*The request*
Identify all lines below that hold "likes" and collect them.

*Working data*
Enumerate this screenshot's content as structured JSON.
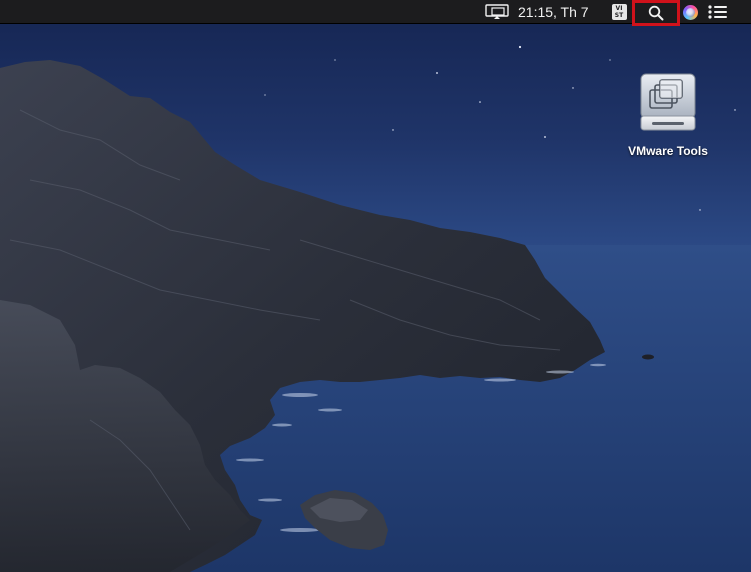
{
  "menubar": {
    "display_icon": "display-mirroring-icon",
    "clock": "21:15, Th 7",
    "input_source": {
      "line1": "VI",
      "line2": "ST"
    },
    "spotlight_icon": "magnifying-glass-icon",
    "siri_icon": "siri-icon",
    "notification_icon": "notification-center-icon",
    "highlight_color": "#d0121b"
  },
  "desktop": {
    "wallpaper": "macOS Catalina coastline at night",
    "icons": [
      {
        "label": "VMware Tools",
        "icon": "disk-image-icon"
      }
    ]
  }
}
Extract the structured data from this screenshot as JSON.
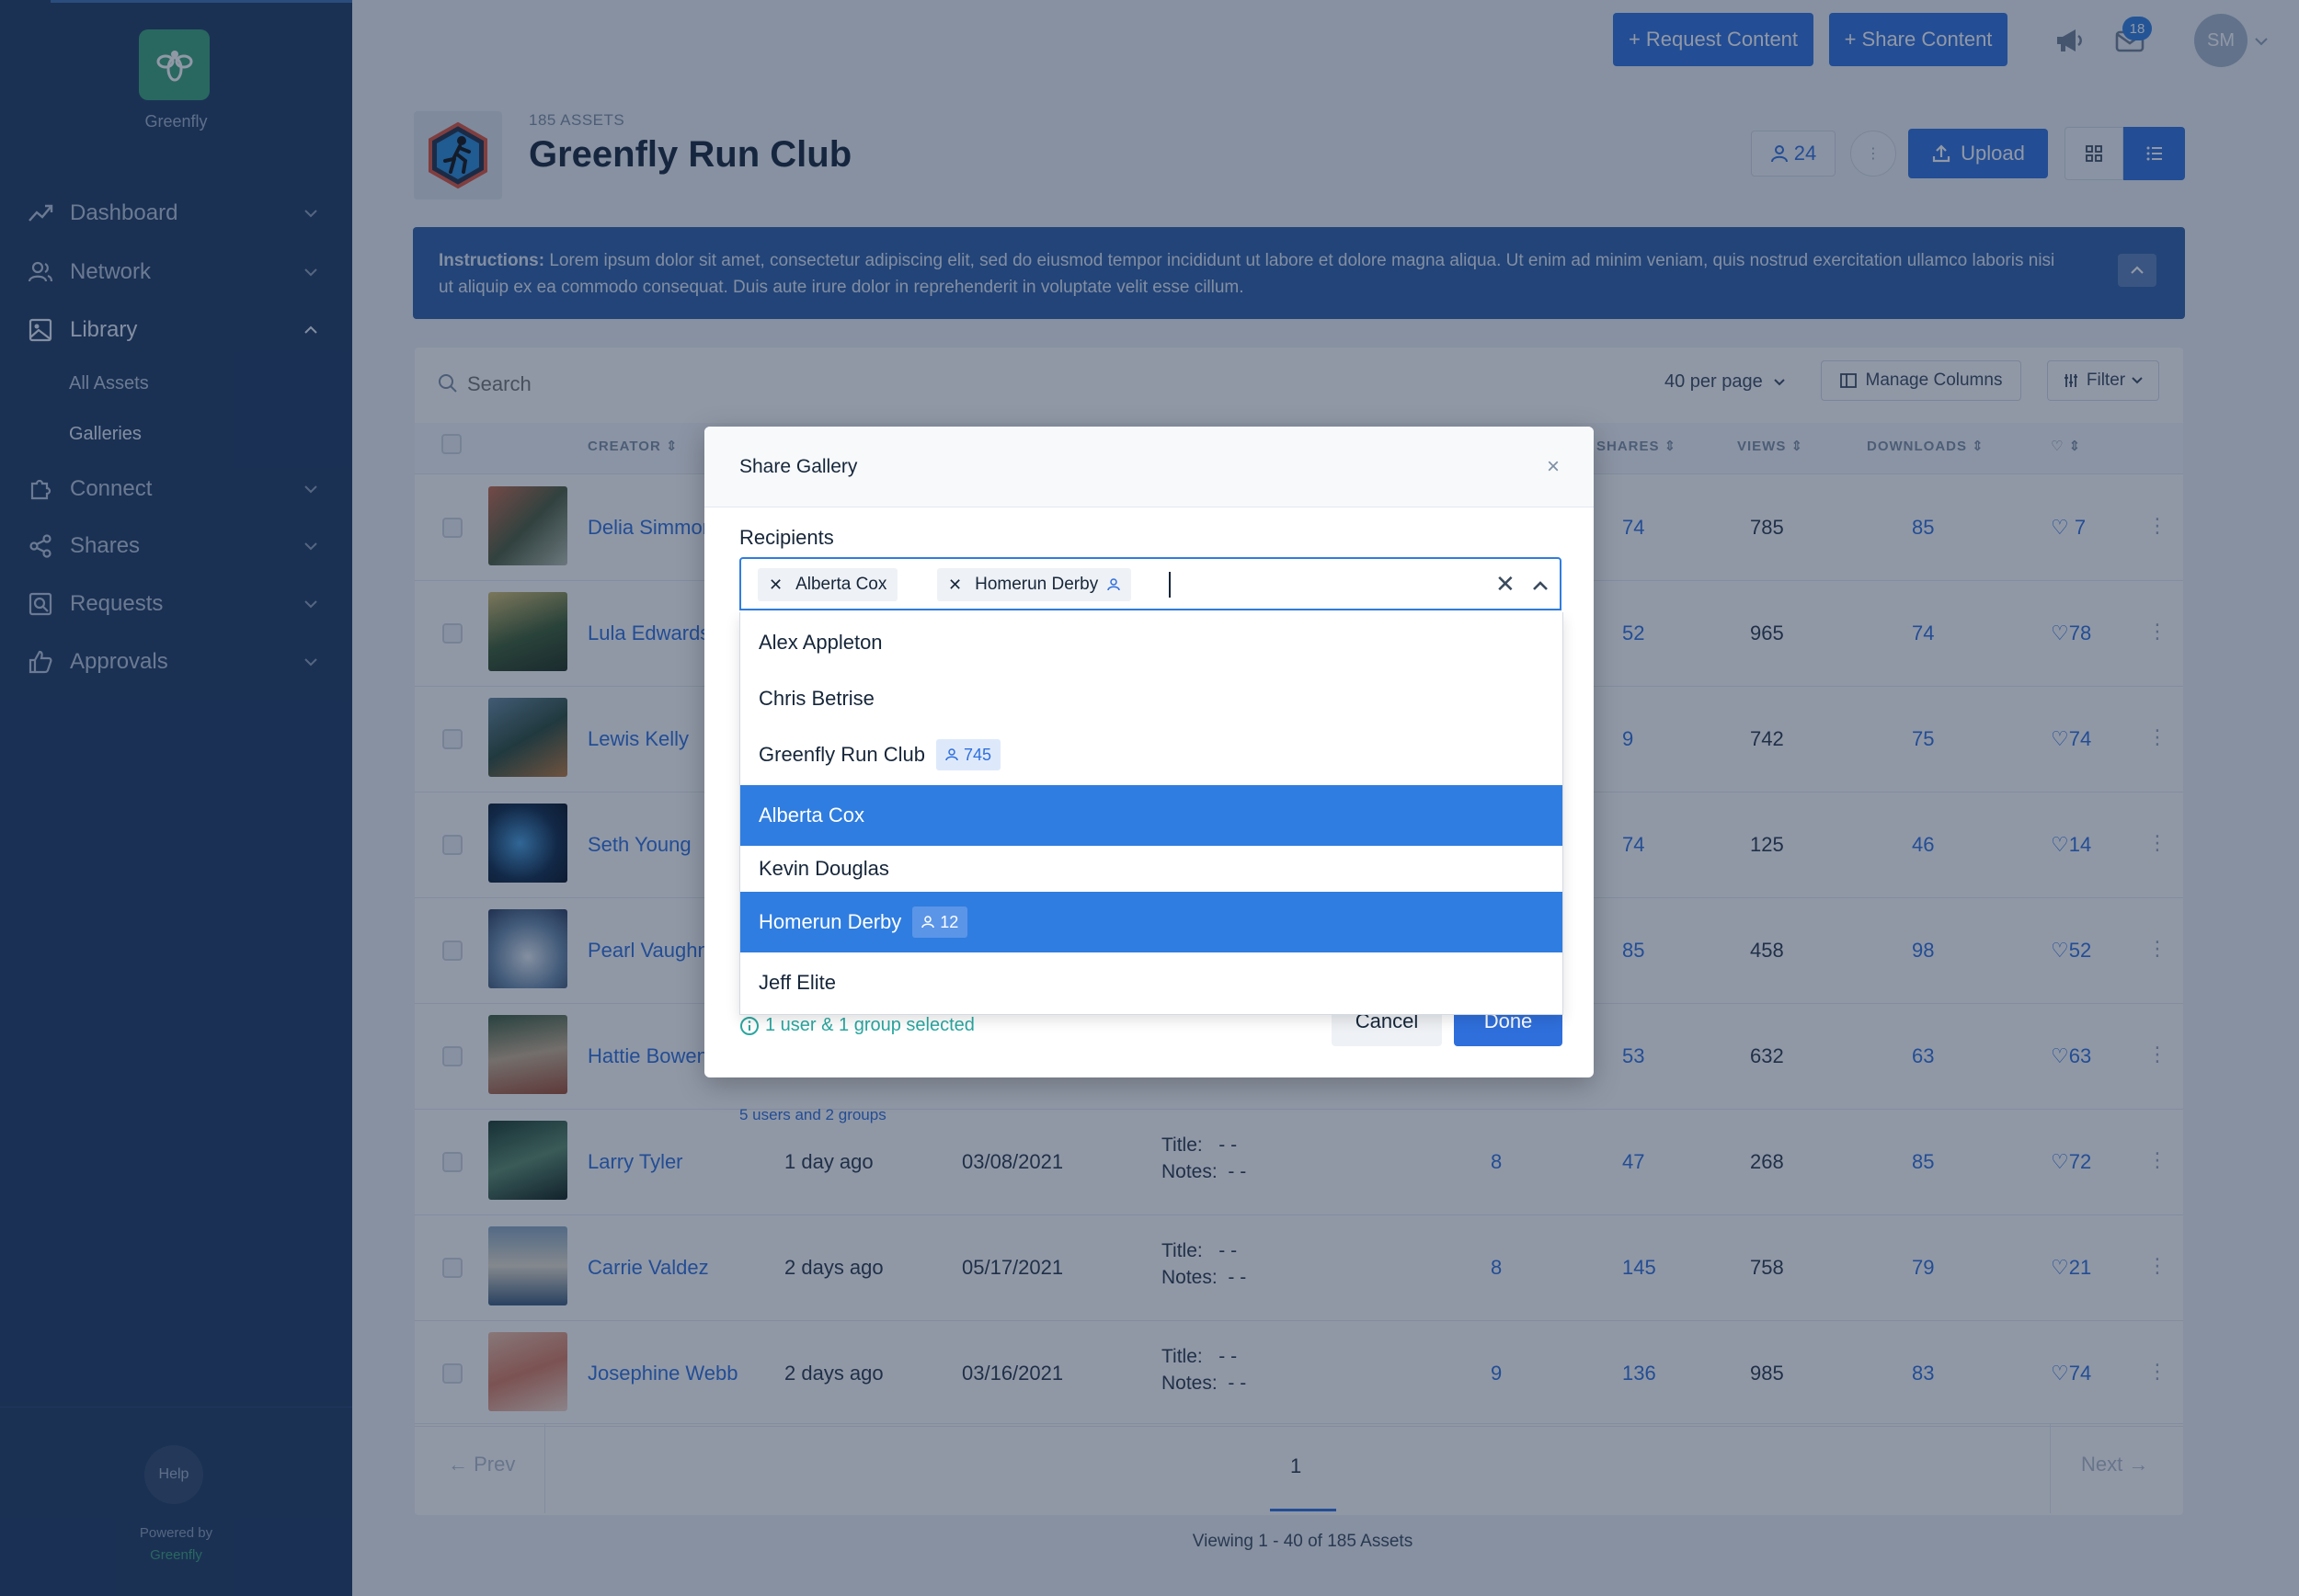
{
  "sidebar": {
    "brand": "Greenfly",
    "nav": [
      {
        "label": "Dashboard",
        "icon": "trend-icon"
      },
      {
        "label": "Network",
        "icon": "users-icon"
      },
      {
        "label": "Library",
        "icon": "image-icon"
      },
      {
        "label": "Connect",
        "icon": "puzzle-icon"
      },
      {
        "label": "Shares",
        "icon": "share-icon"
      },
      {
        "label": "Requests",
        "icon": "request-icon"
      },
      {
        "label": "Approvals",
        "icon": "thumbs-up-icon"
      }
    ],
    "library_sub": [
      "All Assets",
      "Galleries"
    ],
    "help": "Help",
    "powered_by": "Powered by",
    "powered_brand": "Greenfly"
  },
  "topbar": {
    "request_content": "+ Request Content",
    "share_content": "+ Share Content",
    "inbox_count": "18",
    "avatar_initials": "SM"
  },
  "gallery": {
    "asset_count": "185 ASSETS",
    "title": "Greenfly Run Club",
    "members": "24",
    "upload": "Upload"
  },
  "instructions": {
    "label": "Instructions:",
    "text": "Lorem ipsum dolor sit amet, consectetur adipiscing elit, sed do eiusmod tempor incididunt ut labore et dolore magna aliqua. Ut enim ad minim veniam, quis nostrud exercitation ullamco laboris nisi ut aliquip ex ea commodo consequat. Duis aute irure dolor in reprehenderit in voluptate velit esse cillum."
  },
  "toolbar": {
    "search_placeholder": "Search",
    "per_page": "40 per page",
    "manage_columns": "Manage Columns",
    "filter": "Filter"
  },
  "table": {
    "headers": {
      "creator": "CREATOR",
      "shares": "SHARES",
      "views": "VIEWS",
      "downloads": "DOWNLOADS"
    },
    "rows": [
      {
        "creator": "Delia Simmons",
        "creator_visible": "Delia Simmor",
        "shares": "74",
        "views": "785",
        "downloads": "85",
        "likes": "7"
      },
      {
        "creator": "Lula Edwards",
        "creator_visible": "Lula Edwards",
        "shares": "52",
        "views": "965",
        "downloads": "74",
        "likes": "78"
      },
      {
        "creator": "Lewis Kelly",
        "creator_visible": "Lewis Kelly",
        "shares": "9",
        "views": "742",
        "downloads": "75",
        "likes": "74"
      },
      {
        "creator": "Seth Young",
        "creator_visible": "Seth Young",
        "shares": "74",
        "views": "125",
        "downloads": "46",
        "likes": "14"
      },
      {
        "creator": "Pearl Vaughn",
        "creator_visible": "Pearl Vaughn",
        "shares": "85",
        "views": "458",
        "downloads": "98",
        "likes": "52"
      },
      {
        "creator": "Hattie Bowen",
        "creator_visible": "Hattie Bowen",
        "shares": "53",
        "views": "632",
        "downloads": "63",
        "likes": "63"
      },
      {
        "creator": "Larry Tyler",
        "creator_visible": "Larry Tyler",
        "time": "1 day ago",
        "date": "03/08/2021",
        "title": "- -",
        "notes": "- -",
        "n1": "8",
        "shares": "47",
        "views": "268",
        "downloads": "85",
        "likes": "72"
      },
      {
        "creator": "Carrie Valdez",
        "creator_visible": "Carrie Valdez",
        "time": "2 days ago",
        "date": "05/17/2021",
        "title": "- -",
        "notes": "- -",
        "n1": "8",
        "shares": "145",
        "views": "758",
        "downloads": "79",
        "likes": "21"
      },
      {
        "creator": "Josephine Webb",
        "creator_visible": "Josephine Webb",
        "time": "2 days ago",
        "date": "03/16/2021",
        "title": "- -",
        "notes": "- -",
        "n1": "9",
        "shares": "136",
        "views": "985",
        "downloads": "83",
        "likes": "74"
      }
    ],
    "title_label": "Title:",
    "notes_label": "Notes:",
    "users_groups_note": "5 users and 2 groups"
  },
  "pagination": {
    "prev": "Prev",
    "next": "Next",
    "page": "1",
    "viewing": "Viewing 1 - 40 of 185 Assets"
  },
  "modal": {
    "title": "Share Gallery",
    "recipients_label": "Recipients",
    "chips": [
      "Alberta Cox",
      "Homerun Derby"
    ],
    "options": [
      {
        "label": "Alex Appleton",
        "selected": false
      },
      {
        "label": "Chris Betrise",
        "selected": false
      },
      {
        "label": "Greenfly Run Club",
        "count": "745",
        "selected": false
      },
      {
        "label": "Alberta Cox",
        "selected": true
      },
      {
        "label": "Kevin Douglas",
        "selected": false
      },
      {
        "label": "Homerun Derby",
        "count": "12",
        "selected": true
      },
      {
        "label": "Jeff Elite",
        "selected": false
      }
    ],
    "selected_info": "1 user & 1 group selected",
    "cancel": "Cancel",
    "done": "Done"
  }
}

*Answer for the task*
        "likes": "7"
        "likes": "78"
        "likes": "74"
        "likes": "14"
        "likes": "52"
        "likes": "63"
        "likes": "72"
        "likes": "21"
        "likes": "74"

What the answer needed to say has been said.